Take the material and output all of it exactly.

-- START INPUT ROWS --

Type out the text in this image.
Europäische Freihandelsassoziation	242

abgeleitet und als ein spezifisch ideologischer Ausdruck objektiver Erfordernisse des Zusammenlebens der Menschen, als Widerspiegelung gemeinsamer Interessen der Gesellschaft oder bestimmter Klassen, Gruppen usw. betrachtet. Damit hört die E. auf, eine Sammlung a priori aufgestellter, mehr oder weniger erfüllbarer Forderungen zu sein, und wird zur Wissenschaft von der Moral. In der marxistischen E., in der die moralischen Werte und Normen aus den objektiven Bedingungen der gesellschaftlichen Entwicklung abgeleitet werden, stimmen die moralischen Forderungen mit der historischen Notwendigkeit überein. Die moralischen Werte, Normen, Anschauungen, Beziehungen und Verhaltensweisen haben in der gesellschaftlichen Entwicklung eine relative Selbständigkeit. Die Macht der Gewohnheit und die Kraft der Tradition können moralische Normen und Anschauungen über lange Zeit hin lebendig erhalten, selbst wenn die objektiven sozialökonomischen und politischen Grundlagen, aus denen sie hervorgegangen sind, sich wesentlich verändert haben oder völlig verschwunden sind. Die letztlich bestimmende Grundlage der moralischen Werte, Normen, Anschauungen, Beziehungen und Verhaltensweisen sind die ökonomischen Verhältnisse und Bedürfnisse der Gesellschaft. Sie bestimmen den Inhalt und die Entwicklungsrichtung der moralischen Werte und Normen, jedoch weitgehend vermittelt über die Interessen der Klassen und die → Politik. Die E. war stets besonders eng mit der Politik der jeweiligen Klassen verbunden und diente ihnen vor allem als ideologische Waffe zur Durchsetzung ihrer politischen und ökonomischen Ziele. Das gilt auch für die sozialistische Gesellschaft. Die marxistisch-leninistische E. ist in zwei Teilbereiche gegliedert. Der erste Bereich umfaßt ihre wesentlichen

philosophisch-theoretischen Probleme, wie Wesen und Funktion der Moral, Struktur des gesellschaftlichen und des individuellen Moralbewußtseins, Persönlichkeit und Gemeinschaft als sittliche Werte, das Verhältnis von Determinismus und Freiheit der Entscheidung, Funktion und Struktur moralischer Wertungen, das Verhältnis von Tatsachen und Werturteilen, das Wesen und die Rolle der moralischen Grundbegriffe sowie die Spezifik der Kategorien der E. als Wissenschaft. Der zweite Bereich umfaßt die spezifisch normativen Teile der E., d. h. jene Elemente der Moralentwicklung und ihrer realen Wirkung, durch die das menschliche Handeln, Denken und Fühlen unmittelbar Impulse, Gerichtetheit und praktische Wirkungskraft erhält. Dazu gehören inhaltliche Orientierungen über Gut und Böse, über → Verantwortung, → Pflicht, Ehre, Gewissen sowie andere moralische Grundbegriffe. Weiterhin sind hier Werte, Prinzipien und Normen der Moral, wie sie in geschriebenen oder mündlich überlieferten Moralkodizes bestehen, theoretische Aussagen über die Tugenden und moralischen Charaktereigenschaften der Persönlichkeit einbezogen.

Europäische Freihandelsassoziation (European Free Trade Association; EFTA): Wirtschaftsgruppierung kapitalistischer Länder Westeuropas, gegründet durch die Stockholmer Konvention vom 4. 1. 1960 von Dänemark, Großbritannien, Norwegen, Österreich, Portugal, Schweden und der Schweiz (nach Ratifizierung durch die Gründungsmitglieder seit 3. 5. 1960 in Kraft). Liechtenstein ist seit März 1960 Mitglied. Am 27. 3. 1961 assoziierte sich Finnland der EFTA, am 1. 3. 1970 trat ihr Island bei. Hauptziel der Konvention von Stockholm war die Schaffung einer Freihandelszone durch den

-- END INPUT ROWS --

## RESULT OF THIS EXERCISE
Type out the text in this image.
Europäische Freihandelsassoziation	242

abgeleitet und als ein spezifisch ideologischer Ausdruck objektiver Erfordernisse des Zusammenlebens der Menschen, als Widerspiegelung gemeinsamer Interessen der Gesellschaft oder bestimmter Klassen, Gruppen usw. betrachtet. Damit hört die E. auf, eine Sammlung a priori aufgestellter, mehr oder weniger erfüllbarer Forderungen zu sein, und wird zur Wissenschaft von der Moral. In der marxistischen E., in der die moralischen Werte und Normen aus den objektiven Bedingungen der gesellschaftlichen Entwicklung abgeleitet werden, stimmen die moralischen Forderungen mit der historischen Notwendigkeit überein. Die moralischen Werte, Normen, Anschauungen, Beziehungen und Verhaltensweisen haben in der gesellschaftlichen Entwicklung eine relative Selbständigkeit. Die Macht der Gewohnheit und die Kraft der Tradition können moralische Normen und Anschauungen über lange Zeit hin lebendig erhalten, selbst wenn die objektiven sozialökonomischen und politischen Grundlagen, aus denen sie hervorgegangen sind, sich wesentlich verändert haben oder völlig verschwunden sind. Die letztlich bestimmende Grundlage der moralischen Werte, Normen, Anschauungen, Beziehungen und Verhaltensweisen sind die ökonomischen Verhältnisse und Bedürfnisse der Gesellschaft. Sie bestimmen den Inhalt und die Entwicklungsrichtung der moralischen Werte und Normen, jedoch weitgehend vermittelt über die Interessen der Klassen und die → Politik. Die E. war stets besonders eng mit der Politik der jeweiligen Klassen verbunden und diente ihnen vor allem als ideologische Waffe zur Durchsetzung ihrer politischen und ökonomischen Ziele. Das gilt auch für die sozialistische Gesellschaft. Die marxistisch-leninistische E. ist in zwei Teilbereiche gegliedert. Der erste Bereich umfaßt ihre wesentlichen

philosophisch-theoretischen Probleme, wie Wesen und Funktion der Moral, Struktur des gesellschaftlichen und des individuellen Moralbewußtseins, Persönlichkeit und Gemeinschaft als sittliche Werte, das Verhältnis von Determinismus und Freiheit der Entscheidung, Funktion und Struktur moralischer Wertungen, das Verhältnis von Tatsachen und Werturteilen, das Wesen und die Rolle der moralischen Grundbegriffe sowie die Spezifik der Kategorien der E. als Wissenschaft. Der zweite Bereich umfaßt die spezifisch normativen Teile der E., d. h. jene Elemente der Moralentwicklung und ihrer realen Wirkung, durch die das menschliche Handeln, Denken und Fühlen unmittelbar Impulse, Gerichtetheit und praktische Wirkungskraft erhält. Dazu gehören inhaltliche Orientierungen über Gut und Böse, über → Verantwortung, → Pflicht, Ehre, Gewissen sowie andere moralische Grundbegriffe. Weiterhin sind hier Werte, Prinzipien und Normen der Moral, wie sie in geschriebenen oder mündlich überlieferten Moralkodizes bestehen, theoretische Aussagen über die Tugenden und moralischen Charaktereigenschaften der Persönlichkeit einbezogen.

Europäische Freihandelsassoziation (European Free Trade Association; EFTA): Wirtschaftsgruppierung kapitalistischer Länder Westeuropas, gegründet durch die Stockholmer Konvention vom 4. 1. 1960 von Dänemark, Großbritannien, Norwegen, Österreich, Portugal, Schweden und der Schweiz (nach Ratifizierung durch die Gründungsmitglieder seit 3. 5. 1960 in Kraft). Liechtenstein ist seit März 1960 Mitglied. Am 27. 3. 1961 assoziierte sich Finnland der EFTA, am 1. 3. 1970 trat ihr Island bei. Hauptziel der Konvention von Stockholm war die Schaffung einer Freihandelszone durch den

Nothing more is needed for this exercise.